> Direction
Going through the material below, please gather all lines with the word "Karam" in them.

Data entries

--------------------------------------------------

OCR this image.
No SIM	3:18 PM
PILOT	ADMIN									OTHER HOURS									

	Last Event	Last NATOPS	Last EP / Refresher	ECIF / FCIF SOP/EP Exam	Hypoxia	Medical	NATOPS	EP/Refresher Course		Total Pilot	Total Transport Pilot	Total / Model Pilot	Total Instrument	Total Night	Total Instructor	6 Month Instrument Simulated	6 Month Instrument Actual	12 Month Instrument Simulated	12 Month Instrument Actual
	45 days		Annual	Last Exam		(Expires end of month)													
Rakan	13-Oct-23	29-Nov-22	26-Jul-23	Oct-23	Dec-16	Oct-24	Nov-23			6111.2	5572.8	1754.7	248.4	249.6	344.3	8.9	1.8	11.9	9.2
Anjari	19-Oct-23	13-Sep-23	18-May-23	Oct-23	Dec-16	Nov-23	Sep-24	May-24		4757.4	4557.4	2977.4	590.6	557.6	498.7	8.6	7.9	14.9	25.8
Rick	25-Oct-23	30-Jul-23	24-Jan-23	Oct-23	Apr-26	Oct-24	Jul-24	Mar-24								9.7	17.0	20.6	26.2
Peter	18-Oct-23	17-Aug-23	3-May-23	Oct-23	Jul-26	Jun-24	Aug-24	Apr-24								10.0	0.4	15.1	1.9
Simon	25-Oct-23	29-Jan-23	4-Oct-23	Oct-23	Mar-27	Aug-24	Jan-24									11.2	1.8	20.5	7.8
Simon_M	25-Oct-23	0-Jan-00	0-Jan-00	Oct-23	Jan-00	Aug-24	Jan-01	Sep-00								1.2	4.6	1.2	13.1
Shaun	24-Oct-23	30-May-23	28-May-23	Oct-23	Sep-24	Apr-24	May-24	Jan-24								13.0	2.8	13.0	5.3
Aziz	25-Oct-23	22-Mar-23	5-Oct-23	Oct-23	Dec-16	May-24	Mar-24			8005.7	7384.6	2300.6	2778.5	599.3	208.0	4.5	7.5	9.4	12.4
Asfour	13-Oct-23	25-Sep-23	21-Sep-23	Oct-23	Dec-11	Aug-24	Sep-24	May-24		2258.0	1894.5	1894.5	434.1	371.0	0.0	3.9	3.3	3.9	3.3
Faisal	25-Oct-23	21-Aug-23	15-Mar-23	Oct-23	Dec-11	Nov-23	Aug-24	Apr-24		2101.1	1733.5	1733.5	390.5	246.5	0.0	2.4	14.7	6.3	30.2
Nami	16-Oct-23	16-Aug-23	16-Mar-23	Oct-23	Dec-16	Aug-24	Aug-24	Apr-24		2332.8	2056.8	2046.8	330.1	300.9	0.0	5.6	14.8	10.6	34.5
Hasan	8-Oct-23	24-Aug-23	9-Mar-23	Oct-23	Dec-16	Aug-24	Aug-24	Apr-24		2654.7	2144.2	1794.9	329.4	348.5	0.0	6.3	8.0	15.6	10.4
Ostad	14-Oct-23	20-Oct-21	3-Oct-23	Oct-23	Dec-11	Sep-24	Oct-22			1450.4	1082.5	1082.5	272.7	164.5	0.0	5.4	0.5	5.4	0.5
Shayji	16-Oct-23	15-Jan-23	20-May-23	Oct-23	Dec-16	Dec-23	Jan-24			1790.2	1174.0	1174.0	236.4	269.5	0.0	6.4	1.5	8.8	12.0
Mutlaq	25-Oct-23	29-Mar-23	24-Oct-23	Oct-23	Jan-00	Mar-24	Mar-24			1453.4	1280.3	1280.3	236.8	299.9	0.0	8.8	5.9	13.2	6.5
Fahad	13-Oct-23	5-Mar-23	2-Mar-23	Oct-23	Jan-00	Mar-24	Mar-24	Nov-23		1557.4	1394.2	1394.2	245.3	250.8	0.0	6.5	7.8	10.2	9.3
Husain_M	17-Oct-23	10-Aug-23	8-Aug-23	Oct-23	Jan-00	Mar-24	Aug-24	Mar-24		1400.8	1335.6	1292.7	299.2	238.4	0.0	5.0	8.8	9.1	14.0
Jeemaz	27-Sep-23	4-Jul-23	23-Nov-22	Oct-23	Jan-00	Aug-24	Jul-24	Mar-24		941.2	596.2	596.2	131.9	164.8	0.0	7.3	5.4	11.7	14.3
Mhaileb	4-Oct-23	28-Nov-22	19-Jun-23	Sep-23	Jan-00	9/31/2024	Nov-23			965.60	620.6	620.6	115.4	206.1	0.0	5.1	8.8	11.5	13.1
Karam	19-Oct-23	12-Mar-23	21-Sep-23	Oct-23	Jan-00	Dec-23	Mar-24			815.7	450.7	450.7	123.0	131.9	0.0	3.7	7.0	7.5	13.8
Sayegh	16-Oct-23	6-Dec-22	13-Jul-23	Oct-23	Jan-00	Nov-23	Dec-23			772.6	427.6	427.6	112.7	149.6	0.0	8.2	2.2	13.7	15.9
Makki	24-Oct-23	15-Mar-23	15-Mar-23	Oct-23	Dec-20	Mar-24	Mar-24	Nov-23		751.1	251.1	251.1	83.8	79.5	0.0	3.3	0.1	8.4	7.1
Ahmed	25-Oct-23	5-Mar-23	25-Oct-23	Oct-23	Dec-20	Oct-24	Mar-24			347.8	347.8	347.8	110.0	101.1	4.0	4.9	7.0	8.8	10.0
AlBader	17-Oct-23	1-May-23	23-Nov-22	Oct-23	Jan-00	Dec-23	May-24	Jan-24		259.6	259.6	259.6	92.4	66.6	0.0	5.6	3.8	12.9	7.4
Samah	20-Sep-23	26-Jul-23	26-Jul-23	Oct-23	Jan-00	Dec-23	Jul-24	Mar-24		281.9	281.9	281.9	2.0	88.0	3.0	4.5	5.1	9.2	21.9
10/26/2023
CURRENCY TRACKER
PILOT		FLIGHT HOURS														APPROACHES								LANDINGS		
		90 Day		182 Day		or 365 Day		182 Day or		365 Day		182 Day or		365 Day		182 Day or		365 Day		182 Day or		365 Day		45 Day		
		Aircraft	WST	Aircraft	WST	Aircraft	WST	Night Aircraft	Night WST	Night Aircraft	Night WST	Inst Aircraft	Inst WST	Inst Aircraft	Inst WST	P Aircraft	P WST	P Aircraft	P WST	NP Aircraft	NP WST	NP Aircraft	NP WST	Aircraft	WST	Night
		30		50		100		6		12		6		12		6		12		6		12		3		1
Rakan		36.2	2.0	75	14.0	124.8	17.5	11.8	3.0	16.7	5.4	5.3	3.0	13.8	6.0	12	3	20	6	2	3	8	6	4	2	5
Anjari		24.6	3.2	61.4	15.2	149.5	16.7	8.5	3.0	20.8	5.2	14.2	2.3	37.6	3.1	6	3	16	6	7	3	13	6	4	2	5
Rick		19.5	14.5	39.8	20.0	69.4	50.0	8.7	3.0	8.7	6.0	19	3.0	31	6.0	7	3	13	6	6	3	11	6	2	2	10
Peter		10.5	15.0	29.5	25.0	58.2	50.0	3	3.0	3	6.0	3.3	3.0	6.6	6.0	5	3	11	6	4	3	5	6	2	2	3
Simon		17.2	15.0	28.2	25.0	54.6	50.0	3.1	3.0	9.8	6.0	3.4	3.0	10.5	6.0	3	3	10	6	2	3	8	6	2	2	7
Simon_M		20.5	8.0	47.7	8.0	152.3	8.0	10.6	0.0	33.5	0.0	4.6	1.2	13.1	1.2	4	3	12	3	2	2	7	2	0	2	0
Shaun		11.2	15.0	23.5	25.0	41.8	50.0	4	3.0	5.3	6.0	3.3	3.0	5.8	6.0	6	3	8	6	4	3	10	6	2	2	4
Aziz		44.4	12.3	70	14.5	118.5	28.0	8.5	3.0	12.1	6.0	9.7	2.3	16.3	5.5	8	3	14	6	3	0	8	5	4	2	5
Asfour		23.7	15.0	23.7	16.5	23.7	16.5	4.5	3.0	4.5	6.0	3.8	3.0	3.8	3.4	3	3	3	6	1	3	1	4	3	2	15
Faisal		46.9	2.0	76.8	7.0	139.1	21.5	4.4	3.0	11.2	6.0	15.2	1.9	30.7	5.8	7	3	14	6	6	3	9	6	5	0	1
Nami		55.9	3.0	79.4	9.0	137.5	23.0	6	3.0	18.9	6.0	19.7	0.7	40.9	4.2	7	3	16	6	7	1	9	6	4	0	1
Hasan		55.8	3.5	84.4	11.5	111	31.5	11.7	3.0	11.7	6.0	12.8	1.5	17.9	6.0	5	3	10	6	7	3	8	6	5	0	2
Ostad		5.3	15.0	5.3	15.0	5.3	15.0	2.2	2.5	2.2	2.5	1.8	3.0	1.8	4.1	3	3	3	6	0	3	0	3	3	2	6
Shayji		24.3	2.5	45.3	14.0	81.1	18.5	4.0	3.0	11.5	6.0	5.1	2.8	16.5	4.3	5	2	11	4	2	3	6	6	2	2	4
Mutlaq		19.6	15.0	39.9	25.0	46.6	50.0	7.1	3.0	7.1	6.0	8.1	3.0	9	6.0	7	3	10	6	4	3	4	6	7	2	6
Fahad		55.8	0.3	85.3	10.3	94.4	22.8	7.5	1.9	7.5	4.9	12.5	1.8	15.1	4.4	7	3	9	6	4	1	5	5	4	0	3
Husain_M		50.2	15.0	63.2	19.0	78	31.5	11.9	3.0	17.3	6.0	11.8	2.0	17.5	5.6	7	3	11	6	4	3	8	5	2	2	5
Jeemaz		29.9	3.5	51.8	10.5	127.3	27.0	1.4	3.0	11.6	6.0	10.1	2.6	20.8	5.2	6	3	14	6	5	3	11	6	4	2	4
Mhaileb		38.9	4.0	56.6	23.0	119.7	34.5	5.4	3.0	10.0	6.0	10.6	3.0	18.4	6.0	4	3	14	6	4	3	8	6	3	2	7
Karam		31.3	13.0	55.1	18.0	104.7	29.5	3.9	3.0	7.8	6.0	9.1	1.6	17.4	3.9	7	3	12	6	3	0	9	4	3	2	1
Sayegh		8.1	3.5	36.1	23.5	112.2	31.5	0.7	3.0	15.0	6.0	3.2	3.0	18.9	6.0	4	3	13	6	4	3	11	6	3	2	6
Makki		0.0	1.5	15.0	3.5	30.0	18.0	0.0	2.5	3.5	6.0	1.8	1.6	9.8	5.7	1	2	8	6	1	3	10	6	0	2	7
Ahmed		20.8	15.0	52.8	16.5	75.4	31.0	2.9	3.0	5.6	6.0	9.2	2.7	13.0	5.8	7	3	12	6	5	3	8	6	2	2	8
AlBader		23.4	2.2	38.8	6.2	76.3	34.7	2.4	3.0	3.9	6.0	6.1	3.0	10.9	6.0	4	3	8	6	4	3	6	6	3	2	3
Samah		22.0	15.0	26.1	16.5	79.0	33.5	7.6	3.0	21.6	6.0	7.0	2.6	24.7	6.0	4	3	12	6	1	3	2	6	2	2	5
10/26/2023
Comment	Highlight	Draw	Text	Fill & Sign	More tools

--------------------------------------------------

> Correct result
Karam	19-Oct-23	12-Mar-23	21-Sep-23	Oct-23	Jan-00	Dec-23	Mar-24			815.7	450.7	450.7	123.0	131.9	0.0	3.7	7.0	7.5	13.8
Karam		31.3	13.0	55.1	18.0	104.7	29.5	3.9	3.0	7.8	6.0	9.1	1.6	17.4	3.9	7	3	12	6	3	0	9	4	3	2	1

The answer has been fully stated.